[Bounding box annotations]
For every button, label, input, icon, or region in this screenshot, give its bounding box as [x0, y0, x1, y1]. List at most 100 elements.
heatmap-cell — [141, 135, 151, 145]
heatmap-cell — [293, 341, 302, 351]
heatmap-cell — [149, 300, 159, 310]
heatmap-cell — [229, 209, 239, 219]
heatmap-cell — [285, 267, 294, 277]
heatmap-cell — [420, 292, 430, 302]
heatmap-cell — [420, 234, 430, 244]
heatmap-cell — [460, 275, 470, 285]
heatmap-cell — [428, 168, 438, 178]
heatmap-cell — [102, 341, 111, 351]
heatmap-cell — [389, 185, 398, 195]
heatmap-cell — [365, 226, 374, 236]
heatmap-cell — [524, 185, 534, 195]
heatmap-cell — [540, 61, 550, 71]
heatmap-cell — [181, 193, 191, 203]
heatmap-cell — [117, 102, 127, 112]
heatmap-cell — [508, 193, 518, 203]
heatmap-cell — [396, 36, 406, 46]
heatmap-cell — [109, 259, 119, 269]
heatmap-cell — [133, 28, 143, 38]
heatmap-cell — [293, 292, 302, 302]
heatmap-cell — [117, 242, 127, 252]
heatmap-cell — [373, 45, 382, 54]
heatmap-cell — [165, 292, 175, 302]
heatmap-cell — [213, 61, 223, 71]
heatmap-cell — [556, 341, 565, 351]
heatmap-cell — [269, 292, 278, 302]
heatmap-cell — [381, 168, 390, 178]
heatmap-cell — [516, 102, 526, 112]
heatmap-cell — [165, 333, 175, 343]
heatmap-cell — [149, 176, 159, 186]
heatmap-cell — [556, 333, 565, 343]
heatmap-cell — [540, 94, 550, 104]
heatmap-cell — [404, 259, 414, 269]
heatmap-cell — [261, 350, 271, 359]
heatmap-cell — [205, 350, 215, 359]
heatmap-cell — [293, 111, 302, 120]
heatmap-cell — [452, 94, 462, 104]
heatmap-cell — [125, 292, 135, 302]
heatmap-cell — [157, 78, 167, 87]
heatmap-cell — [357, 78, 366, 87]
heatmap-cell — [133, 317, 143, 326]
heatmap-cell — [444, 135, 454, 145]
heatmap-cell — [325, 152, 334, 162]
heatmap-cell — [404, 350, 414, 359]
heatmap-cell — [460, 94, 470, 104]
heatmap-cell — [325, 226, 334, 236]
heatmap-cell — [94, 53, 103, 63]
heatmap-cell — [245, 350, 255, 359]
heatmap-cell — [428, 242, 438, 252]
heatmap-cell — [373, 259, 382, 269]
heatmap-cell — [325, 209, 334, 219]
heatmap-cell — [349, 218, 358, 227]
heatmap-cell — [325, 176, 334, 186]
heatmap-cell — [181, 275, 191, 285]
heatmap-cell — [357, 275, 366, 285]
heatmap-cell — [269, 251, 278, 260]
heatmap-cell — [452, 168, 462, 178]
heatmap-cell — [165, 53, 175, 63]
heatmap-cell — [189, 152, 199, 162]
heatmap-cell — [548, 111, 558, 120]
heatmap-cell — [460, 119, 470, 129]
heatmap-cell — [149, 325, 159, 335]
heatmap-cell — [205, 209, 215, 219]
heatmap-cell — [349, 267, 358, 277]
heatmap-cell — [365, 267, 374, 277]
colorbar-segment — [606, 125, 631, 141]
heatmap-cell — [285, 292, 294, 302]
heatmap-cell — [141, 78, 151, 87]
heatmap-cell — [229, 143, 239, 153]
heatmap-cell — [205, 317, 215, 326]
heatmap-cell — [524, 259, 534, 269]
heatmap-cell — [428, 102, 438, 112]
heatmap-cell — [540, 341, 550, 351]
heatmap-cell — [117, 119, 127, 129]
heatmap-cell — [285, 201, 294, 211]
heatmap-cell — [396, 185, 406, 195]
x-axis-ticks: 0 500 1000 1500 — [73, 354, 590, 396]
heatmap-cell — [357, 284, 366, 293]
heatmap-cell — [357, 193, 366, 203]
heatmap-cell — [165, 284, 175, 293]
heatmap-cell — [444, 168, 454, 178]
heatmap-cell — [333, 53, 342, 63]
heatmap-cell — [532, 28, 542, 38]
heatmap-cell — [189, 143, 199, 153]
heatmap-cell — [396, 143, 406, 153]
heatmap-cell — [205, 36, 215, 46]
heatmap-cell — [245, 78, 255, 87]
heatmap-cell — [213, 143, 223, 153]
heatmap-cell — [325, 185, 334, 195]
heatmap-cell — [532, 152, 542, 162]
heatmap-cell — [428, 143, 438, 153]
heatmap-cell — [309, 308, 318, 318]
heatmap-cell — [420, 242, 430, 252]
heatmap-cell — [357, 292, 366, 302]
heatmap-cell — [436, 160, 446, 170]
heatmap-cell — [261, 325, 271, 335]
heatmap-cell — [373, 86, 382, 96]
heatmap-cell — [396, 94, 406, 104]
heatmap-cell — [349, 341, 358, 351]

▸ What you are asked to do
Copy every item above line for line, without changing a single character.

▸ Task output
For every button, label, input, icon, or region in this screenshot, give its bounding box as [x0, y0, x1, y1]. List at most 100 elements.
heatmap-cell — [141, 135, 151, 145]
heatmap-cell — [293, 341, 302, 351]
heatmap-cell — [149, 300, 159, 310]
heatmap-cell — [229, 209, 239, 219]
heatmap-cell — [285, 267, 294, 277]
heatmap-cell — [420, 292, 430, 302]
heatmap-cell — [420, 234, 430, 244]
heatmap-cell — [460, 275, 470, 285]
heatmap-cell — [428, 168, 438, 178]
heatmap-cell — [102, 341, 111, 351]
heatmap-cell — [389, 185, 398, 195]
heatmap-cell — [365, 226, 374, 236]
heatmap-cell — [524, 185, 534, 195]
heatmap-cell — [540, 61, 550, 71]
heatmap-cell — [181, 193, 191, 203]
heatmap-cell — [117, 102, 127, 112]
heatmap-cell — [508, 193, 518, 203]
heatmap-cell — [396, 36, 406, 46]
heatmap-cell — [109, 259, 119, 269]
heatmap-cell — [133, 28, 143, 38]
heatmap-cell — [293, 292, 302, 302]
heatmap-cell — [117, 242, 127, 252]
heatmap-cell — [373, 45, 382, 54]
heatmap-cell — [165, 292, 175, 302]
heatmap-cell — [213, 61, 223, 71]
heatmap-cell — [556, 341, 565, 351]
heatmap-cell — [269, 292, 278, 302]
heatmap-cell — [381, 168, 390, 178]
heatmap-cell — [516, 102, 526, 112]
heatmap-cell — [165, 333, 175, 343]
heatmap-cell — [149, 176, 159, 186]
heatmap-cell — [556, 333, 565, 343]
heatmap-cell — [540, 94, 550, 104]
heatmap-cell — [404, 259, 414, 269]
heatmap-cell — [261, 350, 271, 359]
heatmap-cell — [205, 350, 215, 359]
heatmap-cell — [293, 111, 302, 120]
heatmap-cell — [452, 94, 462, 104]
heatmap-cell — [125, 292, 135, 302]
heatmap-cell — [157, 78, 167, 87]
heatmap-cell — [357, 78, 366, 87]
heatmap-cell — [133, 317, 143, 326]
heatmap-cell — [444, 135, 454, 145]
heatmap-cell — [325, 152, 334, 162]
heatmap-cell — [404, 350, 414, 359]
heatmap-cell — [460, 94, 470, 104]
heatmap-cell — [325, 226, 334, 236]
heatmap-cell — [94, 53, 103, 63]
heatmap-cell — [245, 350, 255, 359]
heatmap-cell — [428, 242, 438, 252]
heatmap-cell — [373, 259, 382, 269]
heatmap-cell — [325, 209, 334, 219]
heatmap-cell — [349, 218, 358, 227]
heatmap-cell — [325, 176, 334, 186]
heatmap-cell — [181, 275, 191, 285]
heatmap-cell — [357, 275, 366, 285]
heatmap-cell — [269, 251, 278, 260]
heatmap-cell — [452, 168, 462, 178]
heatmap-cell — [165, 53, 175, 63]
heatmap-cell — [189, 152, 199, 162]
heatmap-cell — [548, 111, 558, 120]
heatmap-cell — [460, 119, 470, 129]
heatmap-cell — [149, 325, 159, 335]
heatmap-cell — [205, 209, 215, 219]
heatmap-cell — [349, 267, 358, 277]
heatmap-cell — [365, 267, 374, 277]
colorbar-segment — [606, 125, 631, 141]
heatmap-cell — [285, 292, 294, 302]
heatmap-cell — [141, 78, 151, 87]
heatmap-cell — [229, 143, 239, 153]
heatmap-cell — [205, 317, 215, 326]
heatmap-cell — [524, 259, 534, 269]
heatmap-cell — [428, 102, 438, 112]
heatmap-cell — [540, 341, 550, 351]
heatmap-cell — [117, 119, 127, 129]
heatmap-cell — [285, 201, 294, 211]
heatmap-cell — [396, 185, 406, 195]
x-axis-ticks: 0 500 1000 1500 — [73, 354, 590, 396]
heatmap-cell — [357, 284, 366, 293]
heatmap-cell — [357, 193, 366, 203]
heatmap-cell — [165, 284, 175, 293]
heatmap-cell — [444, 168, 454, 178]
heatmap-cell — [333, 53, 342, 63]
heatmap-cell — [532, 28, 542, 38]
heatmap-cell — [189, 143, 199, 153]
heatmap-cell — [396, 143, 406, 153]
heatmap-cell — [205, 36, 215, 46]
heatmap-cell — [245, 78, 255, 87]
heatmap-cell — [213, 143, 223, 153]
heatmap-cell — [325, 185, 334, 195]
heatmap-cell — [532, 152, 542, 162]
heatmap-cell — [428, 143, 438, 153]
heatmap-cell — [309, 308, 318, 318]
heatmap-cell — [420, 242, 430, 252]
heatmap-cell — [357, 292, 366, 302]
heatmap-cell — [436, 160, 446, 170]
heatmap-cell — [261, 325, 271, 335]
heatmap-cell — [373, 86, 382, 96]
heatmap-cell — [396, 94, 406, 104]
heatmap-cell — [349, 341, 358, 351]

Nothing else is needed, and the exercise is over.